**Objective:**
In the entries below, repeat word for word the lines starting at the one that contains "dry-adiabat: [292, 502, 753, 642]" and ending at the one that contains "moist-adiabat: [90, 181, 753, 428]", including both of those lines.

* BEGIN Information provided *

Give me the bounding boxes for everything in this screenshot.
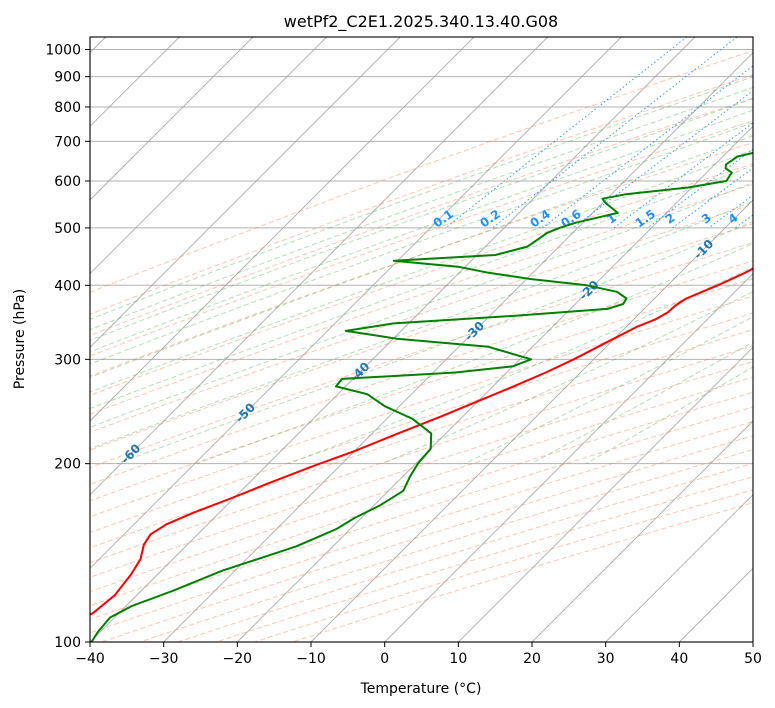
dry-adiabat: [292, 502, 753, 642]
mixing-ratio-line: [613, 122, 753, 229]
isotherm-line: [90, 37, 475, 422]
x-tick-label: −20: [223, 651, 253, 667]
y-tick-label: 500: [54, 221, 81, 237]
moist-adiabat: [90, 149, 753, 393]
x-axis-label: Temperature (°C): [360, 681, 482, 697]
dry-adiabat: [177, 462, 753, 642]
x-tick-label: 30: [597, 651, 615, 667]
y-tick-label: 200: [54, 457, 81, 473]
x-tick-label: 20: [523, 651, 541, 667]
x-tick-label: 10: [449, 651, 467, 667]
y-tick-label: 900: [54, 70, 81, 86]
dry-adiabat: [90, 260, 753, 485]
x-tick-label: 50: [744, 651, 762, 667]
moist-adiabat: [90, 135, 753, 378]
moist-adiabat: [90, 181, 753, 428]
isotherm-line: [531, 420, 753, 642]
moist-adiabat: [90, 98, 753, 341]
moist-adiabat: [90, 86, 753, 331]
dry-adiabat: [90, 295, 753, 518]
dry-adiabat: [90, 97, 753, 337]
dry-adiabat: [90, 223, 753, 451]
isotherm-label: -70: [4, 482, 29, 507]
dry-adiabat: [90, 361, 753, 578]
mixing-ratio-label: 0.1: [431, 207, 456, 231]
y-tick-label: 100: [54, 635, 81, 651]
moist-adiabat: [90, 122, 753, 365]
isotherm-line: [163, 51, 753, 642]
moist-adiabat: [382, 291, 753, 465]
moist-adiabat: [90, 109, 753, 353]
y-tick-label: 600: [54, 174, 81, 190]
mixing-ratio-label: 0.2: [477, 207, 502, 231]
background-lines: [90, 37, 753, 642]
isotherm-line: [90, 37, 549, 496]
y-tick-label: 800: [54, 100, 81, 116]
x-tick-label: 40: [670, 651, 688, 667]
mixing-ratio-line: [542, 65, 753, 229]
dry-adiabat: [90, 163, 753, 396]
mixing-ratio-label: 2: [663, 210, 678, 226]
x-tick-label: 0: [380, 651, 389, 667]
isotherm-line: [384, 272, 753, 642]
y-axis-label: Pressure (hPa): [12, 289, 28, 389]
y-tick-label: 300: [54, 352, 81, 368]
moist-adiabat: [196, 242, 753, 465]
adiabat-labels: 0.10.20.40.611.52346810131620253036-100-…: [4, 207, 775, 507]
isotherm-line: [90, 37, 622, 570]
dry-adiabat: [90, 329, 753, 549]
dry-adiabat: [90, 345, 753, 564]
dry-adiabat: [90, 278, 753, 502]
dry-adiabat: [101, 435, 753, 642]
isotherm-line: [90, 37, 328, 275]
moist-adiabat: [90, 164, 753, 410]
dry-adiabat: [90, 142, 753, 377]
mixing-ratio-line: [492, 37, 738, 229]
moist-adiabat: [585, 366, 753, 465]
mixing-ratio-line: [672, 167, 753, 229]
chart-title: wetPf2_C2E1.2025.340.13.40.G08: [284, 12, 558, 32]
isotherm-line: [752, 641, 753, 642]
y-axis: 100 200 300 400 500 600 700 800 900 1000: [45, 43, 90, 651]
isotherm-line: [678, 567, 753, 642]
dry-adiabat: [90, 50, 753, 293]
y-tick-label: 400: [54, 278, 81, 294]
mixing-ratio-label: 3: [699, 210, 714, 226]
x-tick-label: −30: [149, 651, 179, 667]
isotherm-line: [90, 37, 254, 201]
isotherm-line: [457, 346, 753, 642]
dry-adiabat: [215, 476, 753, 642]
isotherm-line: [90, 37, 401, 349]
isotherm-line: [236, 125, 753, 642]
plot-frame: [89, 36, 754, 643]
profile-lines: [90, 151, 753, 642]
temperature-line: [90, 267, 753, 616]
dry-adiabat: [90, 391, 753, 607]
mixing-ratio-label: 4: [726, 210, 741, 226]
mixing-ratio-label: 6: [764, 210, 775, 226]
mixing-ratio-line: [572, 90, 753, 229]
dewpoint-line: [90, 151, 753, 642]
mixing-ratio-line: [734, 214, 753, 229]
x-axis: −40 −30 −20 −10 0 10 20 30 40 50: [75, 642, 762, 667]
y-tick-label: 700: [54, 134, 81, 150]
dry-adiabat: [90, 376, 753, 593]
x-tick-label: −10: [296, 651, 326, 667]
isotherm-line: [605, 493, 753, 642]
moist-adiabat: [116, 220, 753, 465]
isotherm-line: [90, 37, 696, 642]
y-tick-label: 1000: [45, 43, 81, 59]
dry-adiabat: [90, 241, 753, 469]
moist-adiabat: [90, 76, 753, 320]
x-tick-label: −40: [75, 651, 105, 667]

* END Information provided *

**Exercise answer:**
dry-adiabat: [292, 502, 753, 642]
mixing-ratio-line: [613, 122, 753, 229]
isotherm-line: [90, 37, 475, 422]
x-tick-label: −20: [223, 651, 253, 667]
y-tick-label: 500: [54, 221, 81, 237]
moist-adiabat: [90, 149, 753, 393]
x-axis-label: Temperature (°C): [360, 681, 482, 697]
dry-adiabat: [177, 462, 753, 642]
x-tick-label: 30: [597, 651, 615, 667]
y-tick-label: 200: [54, 457, 81, 473]
x-tick-label: 20: [523, 651, 541, 667]
x-tick-label: 10: [449, 651, 467, 667]
y-tick-label: 900: [54, 70, 81, 86]
dry-adiabat: [90, 260, 753, 485]
x-tick-label: 50: [744, 651, 762, 667]
moist-adiabat: [90, 135, 753, 378]
moist-adiabat: [90, 181, 753, 428]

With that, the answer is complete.